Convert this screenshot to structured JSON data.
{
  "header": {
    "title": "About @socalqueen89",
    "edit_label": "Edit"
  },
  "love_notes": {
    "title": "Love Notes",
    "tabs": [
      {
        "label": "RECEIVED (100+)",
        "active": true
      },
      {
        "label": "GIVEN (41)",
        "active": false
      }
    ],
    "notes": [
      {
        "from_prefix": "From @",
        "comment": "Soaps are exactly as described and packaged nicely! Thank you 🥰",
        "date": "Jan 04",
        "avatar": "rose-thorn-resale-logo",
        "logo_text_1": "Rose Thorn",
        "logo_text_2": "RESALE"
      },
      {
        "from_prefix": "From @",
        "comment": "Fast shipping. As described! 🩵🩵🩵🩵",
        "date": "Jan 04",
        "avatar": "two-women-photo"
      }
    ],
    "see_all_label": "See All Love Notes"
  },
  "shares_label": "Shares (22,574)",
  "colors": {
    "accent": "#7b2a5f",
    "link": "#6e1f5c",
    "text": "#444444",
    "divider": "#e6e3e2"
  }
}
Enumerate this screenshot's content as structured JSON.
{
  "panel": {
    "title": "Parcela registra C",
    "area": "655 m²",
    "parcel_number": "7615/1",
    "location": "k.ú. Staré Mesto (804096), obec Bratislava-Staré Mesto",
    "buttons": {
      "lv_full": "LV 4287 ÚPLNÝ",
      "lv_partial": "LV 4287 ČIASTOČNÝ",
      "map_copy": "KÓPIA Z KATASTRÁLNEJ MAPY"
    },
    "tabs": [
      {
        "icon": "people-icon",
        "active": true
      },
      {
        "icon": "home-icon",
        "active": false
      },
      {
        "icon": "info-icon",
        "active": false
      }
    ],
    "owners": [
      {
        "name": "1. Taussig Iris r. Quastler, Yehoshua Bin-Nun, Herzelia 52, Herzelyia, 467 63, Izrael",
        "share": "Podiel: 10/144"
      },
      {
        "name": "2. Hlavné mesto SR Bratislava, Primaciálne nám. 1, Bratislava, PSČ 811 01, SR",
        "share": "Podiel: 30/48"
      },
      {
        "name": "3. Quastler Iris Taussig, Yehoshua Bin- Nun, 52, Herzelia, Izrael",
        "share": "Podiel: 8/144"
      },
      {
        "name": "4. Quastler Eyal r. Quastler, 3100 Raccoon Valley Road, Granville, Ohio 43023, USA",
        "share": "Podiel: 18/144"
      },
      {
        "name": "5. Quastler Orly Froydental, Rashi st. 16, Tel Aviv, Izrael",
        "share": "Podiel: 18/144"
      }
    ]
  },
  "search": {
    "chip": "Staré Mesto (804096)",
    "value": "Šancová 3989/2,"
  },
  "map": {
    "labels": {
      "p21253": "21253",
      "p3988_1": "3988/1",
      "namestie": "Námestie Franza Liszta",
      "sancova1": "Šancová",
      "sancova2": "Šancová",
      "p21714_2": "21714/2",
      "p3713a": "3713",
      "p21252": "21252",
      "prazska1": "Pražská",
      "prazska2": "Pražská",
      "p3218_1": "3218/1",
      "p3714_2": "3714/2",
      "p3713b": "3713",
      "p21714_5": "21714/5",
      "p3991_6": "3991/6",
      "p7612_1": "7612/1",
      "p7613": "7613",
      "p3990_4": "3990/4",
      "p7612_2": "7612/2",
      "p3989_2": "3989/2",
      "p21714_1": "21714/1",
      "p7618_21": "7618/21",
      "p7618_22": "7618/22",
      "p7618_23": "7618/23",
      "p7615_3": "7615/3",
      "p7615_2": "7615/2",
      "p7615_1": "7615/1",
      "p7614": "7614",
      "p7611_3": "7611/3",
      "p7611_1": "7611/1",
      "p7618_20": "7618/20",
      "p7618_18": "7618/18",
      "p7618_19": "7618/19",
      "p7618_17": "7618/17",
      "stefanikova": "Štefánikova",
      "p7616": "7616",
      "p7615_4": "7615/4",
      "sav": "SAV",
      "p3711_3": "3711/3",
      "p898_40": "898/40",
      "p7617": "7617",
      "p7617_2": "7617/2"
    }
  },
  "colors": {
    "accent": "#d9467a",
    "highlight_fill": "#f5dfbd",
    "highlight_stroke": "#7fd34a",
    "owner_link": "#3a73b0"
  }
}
================
# TASK BRIEF
For this exercise, gather every line of the data that contains the word "JSON".

# RESPONSE TO THIS TASK
Convert this screenshot to structured JSON data.
Enumerate this screenshot's content as structured JSON.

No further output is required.